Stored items
——

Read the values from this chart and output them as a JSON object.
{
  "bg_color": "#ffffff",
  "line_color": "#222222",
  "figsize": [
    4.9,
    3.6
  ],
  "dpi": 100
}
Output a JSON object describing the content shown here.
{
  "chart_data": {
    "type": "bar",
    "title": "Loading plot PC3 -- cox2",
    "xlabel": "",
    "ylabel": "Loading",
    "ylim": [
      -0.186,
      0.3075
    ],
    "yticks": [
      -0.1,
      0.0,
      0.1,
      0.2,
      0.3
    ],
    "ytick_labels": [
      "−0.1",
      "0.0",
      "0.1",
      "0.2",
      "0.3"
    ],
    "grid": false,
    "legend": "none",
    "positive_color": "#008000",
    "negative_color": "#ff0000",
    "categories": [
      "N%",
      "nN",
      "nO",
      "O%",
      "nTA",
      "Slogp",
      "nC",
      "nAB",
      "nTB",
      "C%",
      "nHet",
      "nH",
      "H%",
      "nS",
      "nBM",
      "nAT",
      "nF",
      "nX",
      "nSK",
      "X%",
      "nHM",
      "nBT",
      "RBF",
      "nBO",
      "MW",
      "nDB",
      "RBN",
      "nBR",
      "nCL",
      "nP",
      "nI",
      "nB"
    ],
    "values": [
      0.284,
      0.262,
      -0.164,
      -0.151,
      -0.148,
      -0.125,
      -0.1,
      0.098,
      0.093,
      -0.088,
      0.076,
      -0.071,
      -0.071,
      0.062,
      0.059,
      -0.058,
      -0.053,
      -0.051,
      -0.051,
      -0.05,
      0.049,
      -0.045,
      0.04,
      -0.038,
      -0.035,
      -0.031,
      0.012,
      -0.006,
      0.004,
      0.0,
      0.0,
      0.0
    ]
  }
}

——

■ INSTRUCTION
Go over the data above and copy every line that has the word "object" in it.

■ RESULT BELOW
Read the values from this chart and output them as a JSON object.
Output a JSON object describing the content shown here.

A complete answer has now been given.